---------- Selected extract ----------

In presenting his personal observations and original ideas on surgery late in life, al-Zahrāwī, for the most part, was inspired by a thorough acquaintance with Greek and Arabic medical literature supplemented by lifelong intelligent observation and experience.

Through its descriptions and illustrations, the surgical treatise of al-Zahrāwī very likely played a significant role in the designing of improved surgical instruments in the Middle Ages. Also, the treatise no doubt promoted the development of improved surgical techniques in Islam and, through its translations, promoted these techniques to an even greater extent in the West, a fact that justifies the fame of this treatise as the highest expression of the development of surgery in Arabic Spain—a treatise whose influence continued to the Renaissance. It contributed in no small measure to the idea of equipping learned and well-trained surgeons with the best surgical tools and techniques of the time; moreover, it encouraged the invention of new instruments to meet differing circumstances and special conditions. These tools no doubt greatly facilitated the work of the surgeon.

Throughout the text of al-Taṣrīf al-Zahrāwī gave careful attention to the importance of pharmaceutical preparations in the healing art, including cases requiring surgery.

[1] George Sarton, Introduction to the History of Science, Baltimore, 1927, vol. 1, p. 681.

[2] Mohammad S. Abu Ganima, in Abul-Kasim ein Forscher der Arabischen Medizin, Berlin, 1929, suggested that description of operations in al-Majūsī’s surgery is clearer than that in al-Zahrāwī’s—a statement which does not seem acceptable.

[3] Max Neuburger, Geschichte der Medizin, Stuttgart, 1911, vol. 2, pt. 1, pp. 178-179.

---------- Extracted information ----------

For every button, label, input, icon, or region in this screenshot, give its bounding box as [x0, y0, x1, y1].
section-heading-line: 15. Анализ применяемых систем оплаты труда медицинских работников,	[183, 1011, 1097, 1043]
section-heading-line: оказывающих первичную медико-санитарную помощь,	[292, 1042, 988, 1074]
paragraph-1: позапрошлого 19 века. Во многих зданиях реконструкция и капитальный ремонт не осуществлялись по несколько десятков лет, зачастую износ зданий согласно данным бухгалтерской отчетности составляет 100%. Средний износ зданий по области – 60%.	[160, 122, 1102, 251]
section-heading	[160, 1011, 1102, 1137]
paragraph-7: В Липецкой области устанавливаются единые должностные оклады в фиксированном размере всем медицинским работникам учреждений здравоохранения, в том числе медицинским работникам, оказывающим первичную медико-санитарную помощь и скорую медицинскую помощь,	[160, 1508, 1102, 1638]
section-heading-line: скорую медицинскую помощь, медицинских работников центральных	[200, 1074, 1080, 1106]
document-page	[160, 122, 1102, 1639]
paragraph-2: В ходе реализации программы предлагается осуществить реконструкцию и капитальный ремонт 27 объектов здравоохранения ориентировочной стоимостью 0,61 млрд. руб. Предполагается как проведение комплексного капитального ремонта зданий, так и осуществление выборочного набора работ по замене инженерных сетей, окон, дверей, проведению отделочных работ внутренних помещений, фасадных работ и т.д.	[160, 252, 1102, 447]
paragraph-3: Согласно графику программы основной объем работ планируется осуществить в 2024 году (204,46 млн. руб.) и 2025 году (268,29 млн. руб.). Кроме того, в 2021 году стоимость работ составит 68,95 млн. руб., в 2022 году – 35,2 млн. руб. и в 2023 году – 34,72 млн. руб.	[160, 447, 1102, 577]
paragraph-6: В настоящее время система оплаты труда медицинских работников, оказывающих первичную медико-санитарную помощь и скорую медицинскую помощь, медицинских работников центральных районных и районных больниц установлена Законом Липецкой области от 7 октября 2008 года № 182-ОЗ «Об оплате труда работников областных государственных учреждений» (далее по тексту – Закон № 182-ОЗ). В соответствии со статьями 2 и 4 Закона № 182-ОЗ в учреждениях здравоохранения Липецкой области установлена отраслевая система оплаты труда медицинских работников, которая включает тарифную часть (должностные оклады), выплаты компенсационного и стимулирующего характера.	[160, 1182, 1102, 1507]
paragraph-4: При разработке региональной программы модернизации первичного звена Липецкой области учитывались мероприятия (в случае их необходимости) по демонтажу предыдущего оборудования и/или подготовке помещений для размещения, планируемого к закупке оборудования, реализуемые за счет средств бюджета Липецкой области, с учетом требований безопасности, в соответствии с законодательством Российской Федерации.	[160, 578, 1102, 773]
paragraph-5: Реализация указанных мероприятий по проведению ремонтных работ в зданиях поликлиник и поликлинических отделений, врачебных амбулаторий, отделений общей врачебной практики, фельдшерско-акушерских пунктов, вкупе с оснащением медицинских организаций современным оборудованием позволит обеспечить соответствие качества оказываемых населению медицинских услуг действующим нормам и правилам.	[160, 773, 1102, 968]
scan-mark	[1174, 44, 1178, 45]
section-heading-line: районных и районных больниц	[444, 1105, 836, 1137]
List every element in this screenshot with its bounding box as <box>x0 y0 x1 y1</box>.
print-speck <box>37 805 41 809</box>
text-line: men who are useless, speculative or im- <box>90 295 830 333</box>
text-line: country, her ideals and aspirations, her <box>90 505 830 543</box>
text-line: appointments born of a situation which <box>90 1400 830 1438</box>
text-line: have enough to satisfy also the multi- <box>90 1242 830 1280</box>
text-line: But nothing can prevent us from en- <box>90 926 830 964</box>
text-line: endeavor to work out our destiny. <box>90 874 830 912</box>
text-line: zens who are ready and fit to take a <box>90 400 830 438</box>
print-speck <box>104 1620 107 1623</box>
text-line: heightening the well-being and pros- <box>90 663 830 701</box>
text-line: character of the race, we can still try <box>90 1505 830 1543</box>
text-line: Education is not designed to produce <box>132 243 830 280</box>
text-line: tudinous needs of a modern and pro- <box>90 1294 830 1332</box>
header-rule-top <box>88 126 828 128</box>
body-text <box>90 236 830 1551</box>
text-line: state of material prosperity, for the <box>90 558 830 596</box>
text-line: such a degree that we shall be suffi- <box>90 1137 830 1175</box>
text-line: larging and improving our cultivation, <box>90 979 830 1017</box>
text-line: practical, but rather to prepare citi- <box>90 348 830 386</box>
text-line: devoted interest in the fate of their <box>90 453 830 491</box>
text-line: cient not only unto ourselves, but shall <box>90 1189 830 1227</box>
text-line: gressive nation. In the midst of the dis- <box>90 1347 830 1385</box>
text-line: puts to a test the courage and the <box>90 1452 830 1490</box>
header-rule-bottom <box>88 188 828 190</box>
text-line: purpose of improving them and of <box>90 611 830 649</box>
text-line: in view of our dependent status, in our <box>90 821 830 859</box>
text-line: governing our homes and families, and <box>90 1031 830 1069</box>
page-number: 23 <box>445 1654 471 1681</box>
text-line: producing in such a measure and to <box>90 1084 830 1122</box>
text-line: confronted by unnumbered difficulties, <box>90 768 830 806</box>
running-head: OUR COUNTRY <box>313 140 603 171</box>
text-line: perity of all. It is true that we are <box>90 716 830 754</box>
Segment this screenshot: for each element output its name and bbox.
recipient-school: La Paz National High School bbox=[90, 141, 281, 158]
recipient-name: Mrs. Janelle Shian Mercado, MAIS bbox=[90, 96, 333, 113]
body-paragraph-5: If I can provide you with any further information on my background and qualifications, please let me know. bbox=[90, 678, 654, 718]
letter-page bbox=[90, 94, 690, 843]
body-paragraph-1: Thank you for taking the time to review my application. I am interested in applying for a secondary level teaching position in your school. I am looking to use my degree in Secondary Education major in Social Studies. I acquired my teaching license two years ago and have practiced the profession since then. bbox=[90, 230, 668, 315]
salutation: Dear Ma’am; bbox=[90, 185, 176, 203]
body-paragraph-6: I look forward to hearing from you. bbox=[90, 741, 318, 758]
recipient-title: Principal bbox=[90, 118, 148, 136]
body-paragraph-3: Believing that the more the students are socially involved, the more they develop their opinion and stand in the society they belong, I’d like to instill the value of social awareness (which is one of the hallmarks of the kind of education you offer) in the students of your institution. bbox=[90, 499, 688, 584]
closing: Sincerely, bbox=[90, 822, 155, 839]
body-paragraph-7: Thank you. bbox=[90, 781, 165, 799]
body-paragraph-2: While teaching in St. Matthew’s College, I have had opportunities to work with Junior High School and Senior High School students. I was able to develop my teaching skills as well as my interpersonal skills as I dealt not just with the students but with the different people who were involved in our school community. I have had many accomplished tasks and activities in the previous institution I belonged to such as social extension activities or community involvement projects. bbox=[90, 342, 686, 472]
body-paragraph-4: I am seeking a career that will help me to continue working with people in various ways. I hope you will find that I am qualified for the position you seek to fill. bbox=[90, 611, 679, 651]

----------

What to do => Extend the passage on al-Zahrāwī's surgical treatise past the point where it stops. The records are separate material and have nothing to do with the passage on al-Zahrāwī.

Output for this exercise =>
[4] Heinrich Haeser, Lehrbuch der Geschichte der Medizin und der epidemischen Krankheiten, Jena, 1875, vol. 1, pp. 578-584; and Donald Campbell, Arabian Medicine and Its Influence on the Middle Ages, London, 1926, vol. 1, p. 88.

[5] See the prelude to the treatise.

[6] Fielding H. Garrison (An Introduction of the History of Medicine, ed. 4, rev., Philadelphia, 1929, p. 132), states, in reference to "Sudhoff and others," that many drawings earlier than those of al-Zahrāwī have been discovered in medieval manuscripts. However, Garrison overlooked the fact that al-Zahrāwī’s surgical illustrations were mainly depicted for instructional purposes—a unique approach. It should be noted also that al-Zahrāwī died almost a century earlier than Garrison thought. See also Martin S. Spink, "Arabian Gynaecological, Obstetrical and Genito-Urinary Practice Illustrated from Albucasis," Proceedings of the Royal Society of Medicine, 1937, vol. 30, p. 654.

[7] Johannis Channing, Albucasis de Chirurgia. Arabice et Latine, Oxford, 1778, 2 vols. (hereinafter referred to as Channing, Albucasis). The text has many errors in spelling and grammar, but Leclerc went too far in criticizing this edition, which has many merits. Moreover, the surgical illustrations (reproduced from the Huntington and Marsh manuscripts of the Bodleian Library) in Channing’s edition are of special interest.